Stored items
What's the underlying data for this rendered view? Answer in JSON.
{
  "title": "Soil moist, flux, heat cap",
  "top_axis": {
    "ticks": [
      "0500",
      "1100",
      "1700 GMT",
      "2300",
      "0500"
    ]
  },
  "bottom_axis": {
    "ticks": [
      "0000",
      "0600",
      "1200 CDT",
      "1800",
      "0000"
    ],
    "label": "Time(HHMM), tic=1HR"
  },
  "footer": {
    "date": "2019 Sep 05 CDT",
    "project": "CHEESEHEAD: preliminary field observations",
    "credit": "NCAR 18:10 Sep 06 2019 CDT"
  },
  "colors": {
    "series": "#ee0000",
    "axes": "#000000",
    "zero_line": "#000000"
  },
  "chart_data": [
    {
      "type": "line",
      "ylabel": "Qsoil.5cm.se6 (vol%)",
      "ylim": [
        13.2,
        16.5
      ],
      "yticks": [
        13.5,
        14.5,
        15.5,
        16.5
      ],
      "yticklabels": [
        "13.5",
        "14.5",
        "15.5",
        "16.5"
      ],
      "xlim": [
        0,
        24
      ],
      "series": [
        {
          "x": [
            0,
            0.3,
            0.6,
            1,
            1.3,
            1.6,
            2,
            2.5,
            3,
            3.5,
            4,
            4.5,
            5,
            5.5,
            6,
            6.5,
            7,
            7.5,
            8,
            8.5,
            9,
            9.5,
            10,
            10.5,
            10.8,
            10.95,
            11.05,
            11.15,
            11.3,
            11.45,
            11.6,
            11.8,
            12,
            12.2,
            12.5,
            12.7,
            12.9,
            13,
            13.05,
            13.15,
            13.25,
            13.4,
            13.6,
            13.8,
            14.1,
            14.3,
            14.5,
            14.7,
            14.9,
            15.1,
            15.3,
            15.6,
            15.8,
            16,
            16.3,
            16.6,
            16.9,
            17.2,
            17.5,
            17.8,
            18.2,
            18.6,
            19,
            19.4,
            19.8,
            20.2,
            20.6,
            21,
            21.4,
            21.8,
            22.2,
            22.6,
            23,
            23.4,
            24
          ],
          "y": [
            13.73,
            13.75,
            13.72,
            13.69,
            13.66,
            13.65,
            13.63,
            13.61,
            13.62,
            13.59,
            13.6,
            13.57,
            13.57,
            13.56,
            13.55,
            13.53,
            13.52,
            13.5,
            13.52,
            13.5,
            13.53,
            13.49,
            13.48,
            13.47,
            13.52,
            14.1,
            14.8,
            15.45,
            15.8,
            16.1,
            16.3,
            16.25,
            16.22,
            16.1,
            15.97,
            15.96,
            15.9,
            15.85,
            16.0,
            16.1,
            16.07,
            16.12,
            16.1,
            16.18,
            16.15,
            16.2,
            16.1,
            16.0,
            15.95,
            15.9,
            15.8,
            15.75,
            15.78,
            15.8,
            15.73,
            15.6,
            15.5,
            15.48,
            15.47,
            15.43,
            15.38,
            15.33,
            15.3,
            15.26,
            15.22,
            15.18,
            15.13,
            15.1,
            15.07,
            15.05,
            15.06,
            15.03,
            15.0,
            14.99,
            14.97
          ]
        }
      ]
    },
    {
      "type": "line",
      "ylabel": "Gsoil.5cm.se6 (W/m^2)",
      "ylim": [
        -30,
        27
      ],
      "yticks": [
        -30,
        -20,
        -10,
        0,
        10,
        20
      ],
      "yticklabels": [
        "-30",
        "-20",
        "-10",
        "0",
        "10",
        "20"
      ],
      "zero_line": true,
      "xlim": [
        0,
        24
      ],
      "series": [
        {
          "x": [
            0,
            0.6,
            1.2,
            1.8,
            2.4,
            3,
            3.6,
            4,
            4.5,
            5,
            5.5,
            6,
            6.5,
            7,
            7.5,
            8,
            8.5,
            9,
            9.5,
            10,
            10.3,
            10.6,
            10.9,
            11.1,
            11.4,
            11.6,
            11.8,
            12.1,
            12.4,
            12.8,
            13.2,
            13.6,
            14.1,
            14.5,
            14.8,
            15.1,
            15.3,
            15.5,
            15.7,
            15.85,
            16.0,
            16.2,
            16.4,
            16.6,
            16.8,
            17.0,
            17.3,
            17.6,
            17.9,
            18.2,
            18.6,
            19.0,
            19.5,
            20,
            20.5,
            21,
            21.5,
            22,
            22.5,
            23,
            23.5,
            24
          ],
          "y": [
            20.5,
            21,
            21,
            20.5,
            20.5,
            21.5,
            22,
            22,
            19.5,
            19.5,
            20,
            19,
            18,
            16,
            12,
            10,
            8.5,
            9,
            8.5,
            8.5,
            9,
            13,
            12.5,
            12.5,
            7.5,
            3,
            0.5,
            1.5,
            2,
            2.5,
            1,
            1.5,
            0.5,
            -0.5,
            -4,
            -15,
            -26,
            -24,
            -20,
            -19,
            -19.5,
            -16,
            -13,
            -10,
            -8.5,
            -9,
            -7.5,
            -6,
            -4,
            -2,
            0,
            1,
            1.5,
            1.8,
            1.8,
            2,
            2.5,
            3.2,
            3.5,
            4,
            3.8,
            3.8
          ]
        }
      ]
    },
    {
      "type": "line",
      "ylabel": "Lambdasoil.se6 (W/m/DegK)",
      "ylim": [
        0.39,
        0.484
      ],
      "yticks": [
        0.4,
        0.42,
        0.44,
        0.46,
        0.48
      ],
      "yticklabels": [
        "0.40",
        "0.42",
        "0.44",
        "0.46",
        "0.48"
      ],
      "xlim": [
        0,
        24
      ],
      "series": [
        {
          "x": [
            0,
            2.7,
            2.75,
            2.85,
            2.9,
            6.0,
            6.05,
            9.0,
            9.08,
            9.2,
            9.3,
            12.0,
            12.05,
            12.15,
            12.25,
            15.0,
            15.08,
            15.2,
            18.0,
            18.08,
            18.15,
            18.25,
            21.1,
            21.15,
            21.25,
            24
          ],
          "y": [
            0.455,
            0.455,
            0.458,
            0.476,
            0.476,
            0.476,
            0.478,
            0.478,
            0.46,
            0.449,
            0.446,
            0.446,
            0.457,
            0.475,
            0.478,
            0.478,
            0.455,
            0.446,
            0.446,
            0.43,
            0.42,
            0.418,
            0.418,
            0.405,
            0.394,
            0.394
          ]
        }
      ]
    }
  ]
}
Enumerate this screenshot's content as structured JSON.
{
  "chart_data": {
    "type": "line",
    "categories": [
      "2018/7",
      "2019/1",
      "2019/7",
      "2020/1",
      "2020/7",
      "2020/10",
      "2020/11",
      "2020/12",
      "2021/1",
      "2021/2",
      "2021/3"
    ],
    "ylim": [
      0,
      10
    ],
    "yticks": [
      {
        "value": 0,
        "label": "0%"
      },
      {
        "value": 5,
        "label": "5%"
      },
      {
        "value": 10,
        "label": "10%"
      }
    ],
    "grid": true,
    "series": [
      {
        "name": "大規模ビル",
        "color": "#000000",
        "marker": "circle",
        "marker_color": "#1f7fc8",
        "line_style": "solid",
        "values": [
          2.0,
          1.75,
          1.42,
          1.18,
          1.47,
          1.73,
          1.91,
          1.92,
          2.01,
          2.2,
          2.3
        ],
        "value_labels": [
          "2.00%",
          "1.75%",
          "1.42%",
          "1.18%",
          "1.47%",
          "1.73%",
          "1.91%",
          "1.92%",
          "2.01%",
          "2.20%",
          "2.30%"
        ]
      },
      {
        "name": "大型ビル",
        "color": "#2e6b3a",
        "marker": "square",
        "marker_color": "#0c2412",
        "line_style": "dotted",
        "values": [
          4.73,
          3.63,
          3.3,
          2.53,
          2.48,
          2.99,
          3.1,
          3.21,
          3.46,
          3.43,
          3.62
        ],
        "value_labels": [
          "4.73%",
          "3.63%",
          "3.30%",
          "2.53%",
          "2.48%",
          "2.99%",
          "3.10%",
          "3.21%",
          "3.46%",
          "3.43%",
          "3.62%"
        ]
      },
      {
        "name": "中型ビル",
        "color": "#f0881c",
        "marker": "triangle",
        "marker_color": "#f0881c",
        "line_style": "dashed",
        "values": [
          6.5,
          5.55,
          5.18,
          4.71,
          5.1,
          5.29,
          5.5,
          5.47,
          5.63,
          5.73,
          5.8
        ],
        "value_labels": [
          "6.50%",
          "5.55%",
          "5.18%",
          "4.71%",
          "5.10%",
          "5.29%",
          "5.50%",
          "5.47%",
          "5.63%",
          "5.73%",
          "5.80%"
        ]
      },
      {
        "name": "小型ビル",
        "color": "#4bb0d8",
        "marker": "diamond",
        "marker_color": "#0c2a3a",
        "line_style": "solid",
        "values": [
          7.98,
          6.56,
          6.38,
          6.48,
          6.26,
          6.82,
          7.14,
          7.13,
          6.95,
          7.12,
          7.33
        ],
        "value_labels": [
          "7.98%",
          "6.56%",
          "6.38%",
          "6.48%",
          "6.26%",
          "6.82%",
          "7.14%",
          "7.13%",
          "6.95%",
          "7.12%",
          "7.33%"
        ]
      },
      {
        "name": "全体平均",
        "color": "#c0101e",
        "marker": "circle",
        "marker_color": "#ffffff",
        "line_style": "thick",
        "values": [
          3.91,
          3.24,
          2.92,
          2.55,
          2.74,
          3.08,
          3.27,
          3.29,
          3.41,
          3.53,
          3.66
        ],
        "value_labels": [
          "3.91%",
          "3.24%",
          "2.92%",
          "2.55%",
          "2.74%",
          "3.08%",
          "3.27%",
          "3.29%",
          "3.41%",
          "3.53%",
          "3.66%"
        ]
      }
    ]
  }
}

** What is asked **
Single out each line of the records above with the string "this" in it, and copy it.

** Result below **
What's the underlying data for this rendered view? Answer in JSON.
Enumerate this screenshot's content as structured JSON.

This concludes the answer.